OBJECTIVE
The answer is one number: how many lines in the data below hold "score".

Collected data:
• • •

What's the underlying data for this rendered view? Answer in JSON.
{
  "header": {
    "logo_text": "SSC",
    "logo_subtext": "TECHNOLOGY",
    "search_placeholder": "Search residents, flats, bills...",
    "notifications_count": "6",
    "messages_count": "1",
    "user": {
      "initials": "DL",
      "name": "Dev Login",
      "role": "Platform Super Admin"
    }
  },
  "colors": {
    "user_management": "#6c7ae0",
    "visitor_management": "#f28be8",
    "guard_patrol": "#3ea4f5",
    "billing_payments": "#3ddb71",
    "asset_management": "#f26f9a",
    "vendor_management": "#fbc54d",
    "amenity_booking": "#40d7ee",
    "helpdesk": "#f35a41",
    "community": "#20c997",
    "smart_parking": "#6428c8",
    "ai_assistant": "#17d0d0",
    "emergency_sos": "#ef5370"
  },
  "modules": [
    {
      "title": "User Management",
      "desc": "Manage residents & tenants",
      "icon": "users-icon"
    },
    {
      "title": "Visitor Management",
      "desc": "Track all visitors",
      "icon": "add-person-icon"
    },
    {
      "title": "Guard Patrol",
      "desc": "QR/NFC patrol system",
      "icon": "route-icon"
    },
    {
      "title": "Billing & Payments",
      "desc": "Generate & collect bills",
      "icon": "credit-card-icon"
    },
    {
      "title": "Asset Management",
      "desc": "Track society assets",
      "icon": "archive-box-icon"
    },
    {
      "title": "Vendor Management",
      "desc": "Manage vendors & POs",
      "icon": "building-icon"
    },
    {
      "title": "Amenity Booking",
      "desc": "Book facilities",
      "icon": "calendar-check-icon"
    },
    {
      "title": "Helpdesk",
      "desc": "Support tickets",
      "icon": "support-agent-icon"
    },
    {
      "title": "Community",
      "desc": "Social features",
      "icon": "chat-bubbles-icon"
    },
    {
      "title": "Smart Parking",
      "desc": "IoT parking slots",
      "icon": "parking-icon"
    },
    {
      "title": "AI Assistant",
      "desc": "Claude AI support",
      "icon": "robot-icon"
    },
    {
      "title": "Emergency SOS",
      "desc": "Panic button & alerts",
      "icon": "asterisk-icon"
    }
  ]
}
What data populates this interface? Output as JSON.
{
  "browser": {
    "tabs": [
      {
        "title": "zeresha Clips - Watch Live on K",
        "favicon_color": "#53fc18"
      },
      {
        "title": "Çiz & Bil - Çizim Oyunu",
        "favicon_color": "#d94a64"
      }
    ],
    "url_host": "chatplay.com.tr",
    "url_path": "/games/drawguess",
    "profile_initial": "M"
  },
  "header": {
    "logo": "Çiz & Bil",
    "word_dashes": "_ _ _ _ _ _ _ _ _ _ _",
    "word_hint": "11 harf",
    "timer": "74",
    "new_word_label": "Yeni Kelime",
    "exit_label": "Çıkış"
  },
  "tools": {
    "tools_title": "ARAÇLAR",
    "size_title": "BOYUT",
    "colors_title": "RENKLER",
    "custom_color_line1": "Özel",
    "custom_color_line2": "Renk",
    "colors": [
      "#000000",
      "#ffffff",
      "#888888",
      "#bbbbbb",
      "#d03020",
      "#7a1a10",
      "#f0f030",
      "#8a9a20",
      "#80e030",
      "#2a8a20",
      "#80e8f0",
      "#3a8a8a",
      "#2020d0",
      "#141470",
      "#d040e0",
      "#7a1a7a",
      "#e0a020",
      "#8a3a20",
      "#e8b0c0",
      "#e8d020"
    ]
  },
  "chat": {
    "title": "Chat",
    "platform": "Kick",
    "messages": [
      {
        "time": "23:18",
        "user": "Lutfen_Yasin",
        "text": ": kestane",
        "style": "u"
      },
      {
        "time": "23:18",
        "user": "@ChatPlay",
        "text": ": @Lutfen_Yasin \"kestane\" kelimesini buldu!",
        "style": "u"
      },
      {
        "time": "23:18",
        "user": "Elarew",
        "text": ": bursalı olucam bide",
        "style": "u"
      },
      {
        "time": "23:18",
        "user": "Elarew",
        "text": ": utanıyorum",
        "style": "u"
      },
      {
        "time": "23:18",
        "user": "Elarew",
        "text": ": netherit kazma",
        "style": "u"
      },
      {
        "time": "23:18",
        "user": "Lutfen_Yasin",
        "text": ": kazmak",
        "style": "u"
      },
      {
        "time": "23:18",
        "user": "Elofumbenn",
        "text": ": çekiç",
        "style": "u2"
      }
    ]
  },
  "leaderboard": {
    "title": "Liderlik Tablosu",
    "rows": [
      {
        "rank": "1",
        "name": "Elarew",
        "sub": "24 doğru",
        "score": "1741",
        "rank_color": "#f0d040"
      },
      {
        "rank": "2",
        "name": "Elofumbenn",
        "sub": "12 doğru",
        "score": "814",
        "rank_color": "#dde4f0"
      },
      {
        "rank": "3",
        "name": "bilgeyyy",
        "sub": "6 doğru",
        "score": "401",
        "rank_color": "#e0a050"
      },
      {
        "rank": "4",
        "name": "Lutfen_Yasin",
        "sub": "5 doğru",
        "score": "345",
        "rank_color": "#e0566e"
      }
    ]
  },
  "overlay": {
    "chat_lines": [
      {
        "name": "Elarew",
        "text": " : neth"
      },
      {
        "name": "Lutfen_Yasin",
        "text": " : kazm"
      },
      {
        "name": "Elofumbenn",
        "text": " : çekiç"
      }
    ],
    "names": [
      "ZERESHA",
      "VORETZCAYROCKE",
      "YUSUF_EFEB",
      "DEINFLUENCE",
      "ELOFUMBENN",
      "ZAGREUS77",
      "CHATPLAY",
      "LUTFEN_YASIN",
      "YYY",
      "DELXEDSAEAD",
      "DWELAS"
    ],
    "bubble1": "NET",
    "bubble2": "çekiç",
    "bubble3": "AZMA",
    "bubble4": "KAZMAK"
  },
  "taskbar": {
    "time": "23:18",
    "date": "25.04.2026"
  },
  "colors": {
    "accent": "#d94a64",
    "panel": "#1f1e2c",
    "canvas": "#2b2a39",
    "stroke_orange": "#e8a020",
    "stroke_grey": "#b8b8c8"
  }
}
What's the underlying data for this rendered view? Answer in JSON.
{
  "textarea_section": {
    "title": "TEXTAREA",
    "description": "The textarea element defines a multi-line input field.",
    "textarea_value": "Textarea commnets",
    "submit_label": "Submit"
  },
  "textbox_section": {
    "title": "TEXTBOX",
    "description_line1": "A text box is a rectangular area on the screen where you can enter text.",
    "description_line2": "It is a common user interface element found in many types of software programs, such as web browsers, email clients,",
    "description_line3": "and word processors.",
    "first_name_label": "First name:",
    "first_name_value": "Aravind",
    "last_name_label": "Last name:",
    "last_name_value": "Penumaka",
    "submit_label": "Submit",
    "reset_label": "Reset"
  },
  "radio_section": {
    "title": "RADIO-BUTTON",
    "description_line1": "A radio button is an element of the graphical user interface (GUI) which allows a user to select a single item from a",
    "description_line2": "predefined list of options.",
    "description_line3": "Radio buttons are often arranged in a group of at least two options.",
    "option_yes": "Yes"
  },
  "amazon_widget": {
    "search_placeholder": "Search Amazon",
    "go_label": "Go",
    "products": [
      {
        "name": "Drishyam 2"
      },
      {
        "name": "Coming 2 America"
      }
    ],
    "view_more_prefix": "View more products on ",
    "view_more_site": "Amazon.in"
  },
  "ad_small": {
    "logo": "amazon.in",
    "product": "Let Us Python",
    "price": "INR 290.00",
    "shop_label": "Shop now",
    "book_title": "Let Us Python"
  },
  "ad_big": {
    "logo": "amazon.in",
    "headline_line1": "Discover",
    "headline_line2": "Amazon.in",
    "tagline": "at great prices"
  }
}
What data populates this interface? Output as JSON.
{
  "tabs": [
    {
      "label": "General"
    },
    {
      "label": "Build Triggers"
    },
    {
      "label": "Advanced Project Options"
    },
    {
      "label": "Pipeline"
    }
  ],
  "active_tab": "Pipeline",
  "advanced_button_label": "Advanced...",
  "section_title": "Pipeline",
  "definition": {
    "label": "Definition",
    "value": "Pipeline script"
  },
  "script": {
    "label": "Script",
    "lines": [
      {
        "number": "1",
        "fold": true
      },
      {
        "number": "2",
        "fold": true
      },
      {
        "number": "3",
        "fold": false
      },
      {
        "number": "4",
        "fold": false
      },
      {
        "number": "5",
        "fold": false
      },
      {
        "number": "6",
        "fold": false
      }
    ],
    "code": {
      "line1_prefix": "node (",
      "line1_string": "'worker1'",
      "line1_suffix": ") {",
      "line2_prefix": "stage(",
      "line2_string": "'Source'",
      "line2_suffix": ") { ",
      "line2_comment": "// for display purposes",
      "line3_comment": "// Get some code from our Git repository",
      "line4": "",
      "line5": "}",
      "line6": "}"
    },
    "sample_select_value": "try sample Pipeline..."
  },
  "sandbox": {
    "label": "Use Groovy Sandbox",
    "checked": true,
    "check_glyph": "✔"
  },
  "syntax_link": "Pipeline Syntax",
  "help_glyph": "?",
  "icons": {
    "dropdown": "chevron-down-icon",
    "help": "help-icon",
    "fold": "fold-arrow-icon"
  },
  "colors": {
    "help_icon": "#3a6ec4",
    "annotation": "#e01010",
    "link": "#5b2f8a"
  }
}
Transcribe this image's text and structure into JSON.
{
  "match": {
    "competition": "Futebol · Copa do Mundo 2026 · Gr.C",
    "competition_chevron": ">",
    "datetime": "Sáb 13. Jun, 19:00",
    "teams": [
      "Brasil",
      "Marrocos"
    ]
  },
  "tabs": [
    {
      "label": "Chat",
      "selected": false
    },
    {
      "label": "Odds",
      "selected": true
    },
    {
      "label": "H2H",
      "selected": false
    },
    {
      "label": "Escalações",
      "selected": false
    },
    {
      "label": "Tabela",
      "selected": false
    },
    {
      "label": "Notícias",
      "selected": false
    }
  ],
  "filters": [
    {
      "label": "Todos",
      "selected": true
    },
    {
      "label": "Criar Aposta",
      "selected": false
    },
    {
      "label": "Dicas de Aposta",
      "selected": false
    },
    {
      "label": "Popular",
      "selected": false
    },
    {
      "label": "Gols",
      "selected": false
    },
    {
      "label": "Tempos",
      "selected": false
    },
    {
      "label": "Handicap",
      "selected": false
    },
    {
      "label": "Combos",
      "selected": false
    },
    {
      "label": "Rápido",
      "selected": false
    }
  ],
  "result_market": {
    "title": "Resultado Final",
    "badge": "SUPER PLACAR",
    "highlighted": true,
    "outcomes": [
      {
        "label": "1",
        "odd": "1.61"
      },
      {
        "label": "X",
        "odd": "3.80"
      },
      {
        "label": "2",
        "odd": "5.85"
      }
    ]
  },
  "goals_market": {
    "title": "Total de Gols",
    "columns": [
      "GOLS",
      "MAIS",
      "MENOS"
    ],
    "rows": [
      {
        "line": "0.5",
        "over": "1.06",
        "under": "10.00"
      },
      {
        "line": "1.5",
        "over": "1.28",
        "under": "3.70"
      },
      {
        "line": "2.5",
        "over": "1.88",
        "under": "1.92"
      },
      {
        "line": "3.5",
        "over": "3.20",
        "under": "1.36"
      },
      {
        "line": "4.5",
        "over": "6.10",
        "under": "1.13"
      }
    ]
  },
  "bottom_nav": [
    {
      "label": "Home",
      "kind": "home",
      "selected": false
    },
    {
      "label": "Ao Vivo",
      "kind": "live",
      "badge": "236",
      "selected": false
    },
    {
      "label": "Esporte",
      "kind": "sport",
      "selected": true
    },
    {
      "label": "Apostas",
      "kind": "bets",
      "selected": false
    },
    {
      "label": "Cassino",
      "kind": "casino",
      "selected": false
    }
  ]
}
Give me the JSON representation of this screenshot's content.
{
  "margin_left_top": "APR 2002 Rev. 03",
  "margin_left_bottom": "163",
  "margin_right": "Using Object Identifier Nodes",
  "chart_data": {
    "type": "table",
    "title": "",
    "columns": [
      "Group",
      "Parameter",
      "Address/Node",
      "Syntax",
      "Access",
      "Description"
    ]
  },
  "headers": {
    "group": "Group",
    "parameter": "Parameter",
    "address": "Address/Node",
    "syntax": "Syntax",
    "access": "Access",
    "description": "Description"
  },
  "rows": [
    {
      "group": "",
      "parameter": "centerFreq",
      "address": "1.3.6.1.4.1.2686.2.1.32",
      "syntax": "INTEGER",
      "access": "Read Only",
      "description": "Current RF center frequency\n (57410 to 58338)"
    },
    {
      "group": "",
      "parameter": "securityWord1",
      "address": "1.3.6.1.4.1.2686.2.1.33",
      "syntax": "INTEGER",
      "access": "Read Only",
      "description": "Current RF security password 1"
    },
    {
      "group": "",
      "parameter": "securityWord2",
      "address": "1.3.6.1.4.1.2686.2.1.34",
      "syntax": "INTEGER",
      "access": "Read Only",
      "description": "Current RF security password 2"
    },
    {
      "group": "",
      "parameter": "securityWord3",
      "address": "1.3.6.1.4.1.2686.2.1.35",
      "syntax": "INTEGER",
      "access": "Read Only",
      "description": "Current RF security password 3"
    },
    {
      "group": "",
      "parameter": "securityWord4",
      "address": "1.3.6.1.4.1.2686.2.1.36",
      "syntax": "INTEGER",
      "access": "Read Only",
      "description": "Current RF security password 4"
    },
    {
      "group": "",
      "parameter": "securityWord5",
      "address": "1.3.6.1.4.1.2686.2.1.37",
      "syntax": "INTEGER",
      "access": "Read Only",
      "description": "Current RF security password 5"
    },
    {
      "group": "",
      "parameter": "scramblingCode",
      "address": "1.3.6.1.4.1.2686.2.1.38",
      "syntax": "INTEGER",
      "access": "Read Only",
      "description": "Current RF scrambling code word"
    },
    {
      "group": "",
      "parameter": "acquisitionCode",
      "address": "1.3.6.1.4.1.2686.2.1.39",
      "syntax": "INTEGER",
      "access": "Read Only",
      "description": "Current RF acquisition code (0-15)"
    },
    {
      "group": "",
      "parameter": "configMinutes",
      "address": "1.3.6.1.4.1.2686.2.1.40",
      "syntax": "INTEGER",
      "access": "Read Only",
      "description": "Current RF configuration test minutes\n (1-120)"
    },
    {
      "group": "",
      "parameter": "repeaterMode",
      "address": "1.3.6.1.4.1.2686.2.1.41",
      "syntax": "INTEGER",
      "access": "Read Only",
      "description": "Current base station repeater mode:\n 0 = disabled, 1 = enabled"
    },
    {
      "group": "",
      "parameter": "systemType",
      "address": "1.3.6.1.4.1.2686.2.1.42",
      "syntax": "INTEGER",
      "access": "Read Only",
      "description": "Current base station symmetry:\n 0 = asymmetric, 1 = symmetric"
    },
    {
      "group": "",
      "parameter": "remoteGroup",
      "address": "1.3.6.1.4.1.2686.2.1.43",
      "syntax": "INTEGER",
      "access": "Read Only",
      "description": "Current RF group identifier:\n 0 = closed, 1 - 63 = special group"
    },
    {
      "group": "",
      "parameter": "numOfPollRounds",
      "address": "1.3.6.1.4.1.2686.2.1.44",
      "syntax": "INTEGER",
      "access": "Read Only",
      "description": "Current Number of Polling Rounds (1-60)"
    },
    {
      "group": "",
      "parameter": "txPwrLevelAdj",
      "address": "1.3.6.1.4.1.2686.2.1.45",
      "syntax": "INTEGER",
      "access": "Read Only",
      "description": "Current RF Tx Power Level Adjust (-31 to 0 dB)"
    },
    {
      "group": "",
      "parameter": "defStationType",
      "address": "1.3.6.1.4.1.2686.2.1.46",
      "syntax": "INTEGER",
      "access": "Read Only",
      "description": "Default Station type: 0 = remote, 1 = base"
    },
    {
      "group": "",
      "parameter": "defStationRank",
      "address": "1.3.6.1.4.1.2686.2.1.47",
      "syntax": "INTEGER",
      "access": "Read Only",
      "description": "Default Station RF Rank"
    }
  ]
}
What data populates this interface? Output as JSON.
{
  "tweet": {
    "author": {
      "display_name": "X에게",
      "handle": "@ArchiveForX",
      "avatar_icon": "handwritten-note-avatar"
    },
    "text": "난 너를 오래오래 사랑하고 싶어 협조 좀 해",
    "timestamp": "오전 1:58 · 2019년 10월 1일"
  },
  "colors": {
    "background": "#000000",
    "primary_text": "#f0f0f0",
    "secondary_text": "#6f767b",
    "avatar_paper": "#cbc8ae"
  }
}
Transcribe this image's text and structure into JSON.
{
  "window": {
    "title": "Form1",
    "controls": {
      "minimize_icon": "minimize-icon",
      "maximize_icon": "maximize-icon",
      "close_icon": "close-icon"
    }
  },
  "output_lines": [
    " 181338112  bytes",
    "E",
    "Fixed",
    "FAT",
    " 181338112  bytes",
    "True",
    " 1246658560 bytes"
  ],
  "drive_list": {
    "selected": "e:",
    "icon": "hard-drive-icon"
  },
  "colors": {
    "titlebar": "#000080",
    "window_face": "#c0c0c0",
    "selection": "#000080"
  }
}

• • •

REPLY
4